◆ **Do this**
Every record should be written out exactly, please.

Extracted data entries

--- Begin ---

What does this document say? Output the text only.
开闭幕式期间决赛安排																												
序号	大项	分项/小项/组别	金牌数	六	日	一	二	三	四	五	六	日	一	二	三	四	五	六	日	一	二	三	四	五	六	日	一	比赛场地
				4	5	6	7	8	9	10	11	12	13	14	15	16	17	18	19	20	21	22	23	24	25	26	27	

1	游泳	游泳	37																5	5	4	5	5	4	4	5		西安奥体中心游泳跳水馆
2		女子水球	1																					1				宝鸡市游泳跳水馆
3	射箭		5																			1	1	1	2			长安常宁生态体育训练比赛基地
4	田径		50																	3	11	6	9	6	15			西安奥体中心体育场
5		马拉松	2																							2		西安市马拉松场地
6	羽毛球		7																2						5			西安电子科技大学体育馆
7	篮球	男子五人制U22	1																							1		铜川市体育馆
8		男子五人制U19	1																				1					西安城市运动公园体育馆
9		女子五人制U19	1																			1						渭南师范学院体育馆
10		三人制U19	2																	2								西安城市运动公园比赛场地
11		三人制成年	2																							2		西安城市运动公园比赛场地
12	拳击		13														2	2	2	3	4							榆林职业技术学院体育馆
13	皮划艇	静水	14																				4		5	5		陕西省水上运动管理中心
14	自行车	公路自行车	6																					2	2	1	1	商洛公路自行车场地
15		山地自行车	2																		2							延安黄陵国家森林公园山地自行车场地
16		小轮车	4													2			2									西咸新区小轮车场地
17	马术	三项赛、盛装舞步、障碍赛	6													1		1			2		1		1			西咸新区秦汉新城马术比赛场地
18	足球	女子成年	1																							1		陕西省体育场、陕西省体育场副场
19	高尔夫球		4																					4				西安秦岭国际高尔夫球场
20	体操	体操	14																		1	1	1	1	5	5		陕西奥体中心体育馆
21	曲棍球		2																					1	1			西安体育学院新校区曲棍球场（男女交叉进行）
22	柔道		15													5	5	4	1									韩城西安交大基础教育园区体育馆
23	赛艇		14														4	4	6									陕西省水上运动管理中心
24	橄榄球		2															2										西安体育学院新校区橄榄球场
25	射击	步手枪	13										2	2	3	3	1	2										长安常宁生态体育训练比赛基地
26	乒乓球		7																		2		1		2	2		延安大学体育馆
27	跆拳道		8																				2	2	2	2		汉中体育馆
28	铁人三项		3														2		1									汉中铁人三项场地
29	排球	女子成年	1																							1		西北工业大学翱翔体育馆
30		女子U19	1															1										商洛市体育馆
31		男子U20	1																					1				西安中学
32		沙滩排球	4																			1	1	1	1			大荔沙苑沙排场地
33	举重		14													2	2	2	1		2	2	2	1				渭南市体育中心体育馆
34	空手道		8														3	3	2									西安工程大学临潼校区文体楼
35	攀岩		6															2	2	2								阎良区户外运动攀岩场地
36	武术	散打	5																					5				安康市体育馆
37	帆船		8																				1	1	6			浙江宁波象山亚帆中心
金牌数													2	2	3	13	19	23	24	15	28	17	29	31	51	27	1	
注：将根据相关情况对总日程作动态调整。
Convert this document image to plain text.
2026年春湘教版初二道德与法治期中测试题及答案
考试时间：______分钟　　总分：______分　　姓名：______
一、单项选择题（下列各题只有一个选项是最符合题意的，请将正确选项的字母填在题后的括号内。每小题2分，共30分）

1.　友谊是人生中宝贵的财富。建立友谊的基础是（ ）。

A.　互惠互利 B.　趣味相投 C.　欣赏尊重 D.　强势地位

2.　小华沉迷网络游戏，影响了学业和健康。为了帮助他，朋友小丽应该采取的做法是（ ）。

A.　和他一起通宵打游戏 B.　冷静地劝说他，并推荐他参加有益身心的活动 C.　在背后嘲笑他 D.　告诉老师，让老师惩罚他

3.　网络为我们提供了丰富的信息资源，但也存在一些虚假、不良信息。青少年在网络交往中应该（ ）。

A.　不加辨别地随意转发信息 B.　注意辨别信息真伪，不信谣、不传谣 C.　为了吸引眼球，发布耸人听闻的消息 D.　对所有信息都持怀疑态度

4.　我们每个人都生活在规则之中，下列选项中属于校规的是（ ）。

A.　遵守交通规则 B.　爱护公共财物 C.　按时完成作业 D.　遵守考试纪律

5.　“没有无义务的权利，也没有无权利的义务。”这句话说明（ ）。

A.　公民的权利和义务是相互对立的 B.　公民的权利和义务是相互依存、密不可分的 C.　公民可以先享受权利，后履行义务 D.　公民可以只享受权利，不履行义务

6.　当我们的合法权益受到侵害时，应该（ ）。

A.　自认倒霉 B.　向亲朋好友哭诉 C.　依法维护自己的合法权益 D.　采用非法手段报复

--- End ---

◆ **Answer for this exercise**
What does this document say? Output the text only.
开闭幕式期间决赛安排																												
序号	大项	分项/小项/组别	金牌数	六	日	一	二	三	四	五	六	日	一	二	三	四	五	六	日	一	二	三	四	五	六	日	一	比赛场地
				4	5	6	7	8	9	10	11	12	13	14	15	16	17	18	19	20	21	22	23	24	25	26	27	

1	游泳	游泳	37																5	5	4	5	5	4	4	5		西安奥体中心游泳跳水馆
2		女子水球	1																					1				宝鸡市游泳跳水馆
3	射箭		5																			1	1	1	2			长安常宁生态体育训练比赛基地
4	田径		50																	3	11	6	9	6	15			西安奥体中心体育场
5		马拉松	2																							2		西安市马拉松场地
6	羽毛球		7																2						5			西安电子科技大学体育馆
7	篮球	男子五人制U22	1																							1		铜川市体育馆
8		男子五人制U19	1																				1					西安城市运动公园体育馆
9		女子五人制U19	1																			1						渭南师范学院体育馆
10		三人制U19	2																	2								西安城市运动公园比赛场地
11		三人制成年	2																							2		西安城市运动公园比赛场地
12	拳击		13														2	2	2	3	4							榆林职业技术学院体育馆
13	皮划艇	静水	14																				4		5	5		陕西省水上运动管理中心
14	自行车	公路自行车	6																					2	2	1	1	商洛公路自行车场地
15		山地自行车	2																		2							延安黄陵国家森林公园山地自行车场地
16		小轮车	4													2			2									西咸新区小轮车场地
17	马术	三项赛、盛装舞步、障碍赛	6													1		1			2		1		1			西咸新区秦汉新城马术比赛场地
18	足球	女子成年	1																							1		陕西省体育场、陕西省体育场副场
19	高尔夫球		4																					4				西安秦岭国际高尔夫球场
20	体操	体操	14																		1	1	1	1	5	5		陕西奥体中心体育馆
21	曲棍球		2																					1	1			西安体育学院新校区曲棍球场（男女交叉进行）
22	柔道		15													5	5	4	1									韩城西安交大基础教育园区体育馆
23	赛艇		14														4	4	6									陕西省水上运动管理中心
24	橄榄球		2															2										西安体育学院新校区橄榄球场
25	射击	步手枪	13										2	2	3	3	1	2										长安常宁生态体育训练比赛基地
26	乒乓球		7																		2		1		2	2		延安大学体育馆
27	跆拳道		8																				2	2	2	2		汉中体育馆
28	铁人三项		3														2		1									汉中铁人三项场地
29	排球	女子成年	1																							1		西北工业大学翱翔体育馆
30		女子U19	1															1										商洛市体育馆
31		男子U20	1																					1				西安中学
32		沙滩排球	4																			1	1	1	1			大荔沙苑沙排场地
33	举重		14													2	2	2	1		2	2	2	1				渭南市体育中心体育馆
34	空手道		8														3	3	2									西安工程大学临潼校区文体楼
35	攀岩		6															2	2	2								阎良区户外运动攀岩场地
36	武术	散打	5																					5				安康市体育馆
37	帆船		8																				1	1	6			浙江宁波象山亚帆中心
金牌数													2	2	3	13	19	23	24	15	28	17	29	31	51	27	1	
注：将根据相关情况对总日程作动态调整。
Convert this document image to plain text.
2026年春湘教版初二道德与法治期中测试题及答案
考试时间：______分钟　　总分：______分　　姓名：______
一、单项选择题（下列各题只有一个选项是最符合题意的，请将正确选项的字母填在题后的括号内。每小题2分，共30分）

1.　友谊是人生中宝贵的财富。建立友谊的基础是（ ）。

A.　互惠互利 B.　趣味相投 C.　欣赏尊重 D.　强势地位

2.　小华沉迷网络游戏，影响了学业和健康。为了帮助他，朋友小丽应该采取的做法是（ ）。

A.　和他一起通宵打游戏 B.　冷静地劝说他，并推荐他参加有益身心的活动 C.　在背后嘲笑他 D.　告诉老师，让老师惩罚他

3.　网络为我们提供了丰富的信息资源，但也存在一些虚假、不良信息。青少年在网络交往中应该（ ）。

A.　不加辨别地随意转发信息 B.　注意辨别信息真伪，不信谣、不传谣 C.　为了吸引眼球，发布耸人听闻的消息 D.　对所有信息都持怀疑态度

4.　我们每个人都生活在规则之中，下列选项中属于校规的是（ ）。

A.　遵守交通规则 B.　爱护公共财物 C.　按时完成作业 D.　遵守考试纪律

5.　“没有无义务的权利，也没有无权利的义务。”这句话说明（ ）。

A.　公民的权利和义务是相互对立的 B.　公民的权利和义务是相互依存、密不可分的 C.　公民可以先享受权利，后履行义务 D.　公民可以只享受权利，不履行义务

6.　当我们的合法权益受到侵害时，应该（ ）。

A.　自认倒霉 B.　向亲朋好友哭诉 C.　依法维护自己的合法权益 D.　采用非法手段报复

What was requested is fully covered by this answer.